TASK OBJECTIVE:
Print, exactly and completely, every entry in the data.

Dataset rows about figures:

=-=-=-=-=

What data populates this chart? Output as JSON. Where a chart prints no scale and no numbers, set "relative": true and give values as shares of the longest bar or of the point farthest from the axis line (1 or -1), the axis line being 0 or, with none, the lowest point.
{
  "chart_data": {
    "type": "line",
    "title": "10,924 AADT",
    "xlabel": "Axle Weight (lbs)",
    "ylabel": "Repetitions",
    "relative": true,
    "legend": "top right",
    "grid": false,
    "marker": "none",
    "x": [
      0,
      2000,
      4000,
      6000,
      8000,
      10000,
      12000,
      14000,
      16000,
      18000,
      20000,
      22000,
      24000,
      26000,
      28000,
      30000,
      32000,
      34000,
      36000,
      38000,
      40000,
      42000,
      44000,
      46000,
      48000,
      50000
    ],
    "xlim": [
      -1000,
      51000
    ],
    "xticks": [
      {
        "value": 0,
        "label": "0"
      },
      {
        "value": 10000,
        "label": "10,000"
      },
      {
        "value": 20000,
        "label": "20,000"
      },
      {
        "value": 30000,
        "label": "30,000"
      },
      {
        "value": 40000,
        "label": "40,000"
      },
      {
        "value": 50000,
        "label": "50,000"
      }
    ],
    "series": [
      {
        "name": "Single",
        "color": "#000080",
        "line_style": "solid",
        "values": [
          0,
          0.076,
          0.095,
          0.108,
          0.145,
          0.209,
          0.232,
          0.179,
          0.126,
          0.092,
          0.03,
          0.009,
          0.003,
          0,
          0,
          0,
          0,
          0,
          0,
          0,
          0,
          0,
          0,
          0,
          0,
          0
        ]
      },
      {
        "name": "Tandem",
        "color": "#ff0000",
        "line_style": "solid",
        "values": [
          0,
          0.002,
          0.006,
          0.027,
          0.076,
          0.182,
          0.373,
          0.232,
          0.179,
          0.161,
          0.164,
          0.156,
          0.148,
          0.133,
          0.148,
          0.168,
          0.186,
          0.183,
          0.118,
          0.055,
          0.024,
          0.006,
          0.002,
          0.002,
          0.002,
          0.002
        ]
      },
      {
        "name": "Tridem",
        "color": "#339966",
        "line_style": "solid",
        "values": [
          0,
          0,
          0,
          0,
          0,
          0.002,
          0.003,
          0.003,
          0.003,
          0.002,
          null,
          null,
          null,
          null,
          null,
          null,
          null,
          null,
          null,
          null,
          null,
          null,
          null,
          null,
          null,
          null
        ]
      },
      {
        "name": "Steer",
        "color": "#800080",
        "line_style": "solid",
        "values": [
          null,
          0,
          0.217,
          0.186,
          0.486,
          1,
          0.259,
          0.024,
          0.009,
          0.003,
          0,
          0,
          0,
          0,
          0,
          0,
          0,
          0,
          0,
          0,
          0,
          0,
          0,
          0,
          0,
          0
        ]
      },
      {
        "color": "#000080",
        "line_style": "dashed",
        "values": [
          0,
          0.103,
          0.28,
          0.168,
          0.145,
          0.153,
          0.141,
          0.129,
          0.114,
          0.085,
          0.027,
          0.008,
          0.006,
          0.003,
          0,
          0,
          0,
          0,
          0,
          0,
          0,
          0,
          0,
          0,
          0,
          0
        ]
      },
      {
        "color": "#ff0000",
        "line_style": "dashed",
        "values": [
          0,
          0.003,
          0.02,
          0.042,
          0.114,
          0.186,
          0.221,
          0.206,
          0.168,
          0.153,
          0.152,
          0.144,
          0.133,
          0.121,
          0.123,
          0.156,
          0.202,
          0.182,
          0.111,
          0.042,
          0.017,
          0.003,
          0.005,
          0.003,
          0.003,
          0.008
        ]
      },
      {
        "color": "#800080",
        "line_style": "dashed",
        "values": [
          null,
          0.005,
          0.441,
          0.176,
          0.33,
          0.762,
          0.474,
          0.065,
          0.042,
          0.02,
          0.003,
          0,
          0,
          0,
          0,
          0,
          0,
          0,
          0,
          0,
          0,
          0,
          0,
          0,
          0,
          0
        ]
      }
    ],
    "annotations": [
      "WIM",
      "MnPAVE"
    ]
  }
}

=-=-=-=-=

ANSWER TO THIS EXERCISE:
What data populates this chart? Output as JSON. Where a chart prints no scale and no numbers, set "relative": true and give values as shares of the longest bar or of the point farthest from the axis line (1 or -1), the axis line being 0 or, with none, the lowest point.
{
  "chart_data": {
    "type": "line",
    "title": "10,924 AADT",
    "xlabel": "Axle Weight (lbs)",
    "ylabel": "Repetitions",
    "relative": true,
    "legend": "top right",
    "grid": false,
    "marker": "none",
    "x": [
      0,
      2000,
      4000,
      6000,
      8000,
      10000,
      12000,
      14000,
      16000,
      18000,
      20000,
      22000,
      24000,
      26000,
      28000,
      30000,
      32000,
      34000,
      36000,
      38000,
      40000,
      42000,
      44000,
      46000,
      48000,
      50000
    ],
    "xlim": [
      -1000,
      51000
    ],
    "xticks": [
      {
        "value": 0,
        "label": "0"
      },
      {
        "value": 10000,
        "label": "10,000"
      },
      {
        "value": 20000,
        "label": "20,000"
      },
      {
        "value": 30000,
        "label": "30,000"
      },
      {
        "value": 40000,
        "label": "40,000"
      },
      {
        "value": 50000,
        "label": "50,000"
      }
    ],
    "series": [
      {
        "name": "Single",
        "color": "#000080",
        "line_style": "solid",
        "values": [
          0,
          0.076,
          0.095,
          0.108,
          0.145,
          0.209,
          0.232,
          0.179,
          0.126,
          0.092,
          0.03,
          0.009,
          0.003,
          0,
          0,
          0,
          0,
          0,
          0,
          0,
          0,
          0,
          0,
          0,
          0,
          0
        ]
      },
      {
        "name": "Tandem",
        "color": "#ff0000",
        "line_style": "solid",
        "values": [
          0,
          0.002,
          0.006,
          0.027,
          0.076,
          0.182,
          0.373,
          0.232,
          0.179,
          0.161,
          0.164,
          0.156,
          0.148,
          0.133,
          0.148,
          0.168,
          0.186,
          0.183,
          0.118,
          0.055,
          0.024,
          0.006,
          0.002,
          0.002,
          0.002,
          0.002
        ]
      },
      {
        "name": "Tridem",
        "color": "#339966",
        "line_style": "solid",
        "values": [
          0,
          0,
          0,
          0,
          0,
          0.002,
          0.003,
          0.003,
          0.003,
          0.002,
          null,
          null,
          null,
          null,
          null,
          null,
          null,
          null,
          null,
          null,
          null,
          null,
          null,
          null,
          null,
          null
        ]
      },
      {
        "name": "Steer",
        "color": "#800080",
        "line_style": "solid",
        "values": [
          null,
          0,
          0.217,
          0.186,
          0.486,
          1,
          0.259,
          0.024,
          0.009,
          0.003,
          0,
          0,
          0,
          0,
          0,
          0,
          0,
          0,
          0,
          0,
          0,
          0,
          0,
          0,
          0,
          0
        ]
      },
      {
        "color": "#000080",
        "line_style": "dashed",
        "values": [
          0,
          0.103,
          0.28,
          0.168,
          0.145,
          0.153,
          0.141,
          0.129,
          0.114,
          0.085,
          0.027,
          0.008,
          0.006,
          0.003,
          0,
          0,
          0,
          0,
          0,
          0,
          0,
          0,
          0,
          0,
          0,
          0
        ]
      },
      {
        "color": "#ff0000",
        "line_style": "dashed",
        "values": [
          0,
          0.003,
          0.02,
          0.042,
          0.114,
          0.186,
          0.221,
          0.206,
          0.168,
          0.153,
          0.152,
          0.144,
          0.133,
          0.121,
          0.123,
          0.156,
          0.202,
          0.182,
          0.111,
          0.042,
          0.017,
          0.003,
          0.005,
          0.003,
          0.003,
          0.008
        ]
      },
      {
        "color": "#800080",
        "line_style": "dashed",
        "values": [
          null,
          0.005,
          0.441,
          0.176,
          0.33,
          0.762,
          0.474,
          0.065,
          0.042,
          0.02,
          0.003,
          0,
          0,
          0,
          0,
          0,
          0,
          0,
          0,
          0,
          0,
          0,
          0,
          0,
          0,
          0
        ]
      }
    ],
    "annotations": [
      "WIM",
      "MnPAVE"
    ]
  }
}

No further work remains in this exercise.